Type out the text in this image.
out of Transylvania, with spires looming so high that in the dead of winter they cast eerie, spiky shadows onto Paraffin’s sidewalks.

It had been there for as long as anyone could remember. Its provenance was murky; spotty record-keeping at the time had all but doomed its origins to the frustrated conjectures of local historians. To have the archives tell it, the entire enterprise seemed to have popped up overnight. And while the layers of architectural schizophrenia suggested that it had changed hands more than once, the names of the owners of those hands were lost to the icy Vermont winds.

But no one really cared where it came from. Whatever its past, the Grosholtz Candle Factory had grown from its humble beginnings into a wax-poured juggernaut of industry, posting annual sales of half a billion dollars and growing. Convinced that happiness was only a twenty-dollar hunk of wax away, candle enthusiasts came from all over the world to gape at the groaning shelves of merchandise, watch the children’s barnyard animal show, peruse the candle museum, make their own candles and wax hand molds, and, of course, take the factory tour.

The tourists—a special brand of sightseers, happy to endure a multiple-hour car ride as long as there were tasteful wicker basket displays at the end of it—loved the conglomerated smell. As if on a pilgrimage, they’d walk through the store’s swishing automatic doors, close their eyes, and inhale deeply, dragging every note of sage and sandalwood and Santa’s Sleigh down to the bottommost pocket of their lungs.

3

REQUIREMENTS →
Repeat the material word for word, in full.

IN RESPONSE →
Type out the text in this image.
out of Transylvania, with spires looming so high that in the dead of winter they cast eerie, spiky shadows onto Paraffin’s sidewalks.

It had been there for as long as anyone could remember. Its provenance was murky; spotty record-keeping at the time had all but doomed its origins to the frustrated conjectures of local historians. To have the archives tell it, the entire enterprise seemed to have popped up overnight. And while the layers of architectural schizophrenia suggested that it had changed hands more than once, the names of the owners of those hands were lost to the icy Vermont winds.

But no one really cared where it came from. Whatever its past, the Grosholtz Candle Factory had grown from its humble beginnings into a wax-poured juggernaut of industry, posting annual sales of half a billion dollars and growing. Convinced that happiness was only a twenty-dollar hunk of wax away, candle enthusiasts came from all over the world to gape at the groaning shelves of merchandise, watch the children’s barnyard animal show, peruse the candle museum, make their own candles and wax hand molds, and, of course, take the factory tour.

The tourists—a special brand of sightseers, happy to endure a multiple-hour car ride as long as there were tasteful wicker basket displays at the end of it—loved the conglomerated smell. As if on a pilgrimage, they’d walk through the store’s swishing automatic doors, close their eyes, and inhale deeply, dragging every note of sage and sandalwood and Santa’s Sleigh down to the bottommost pocket of their lungs.

3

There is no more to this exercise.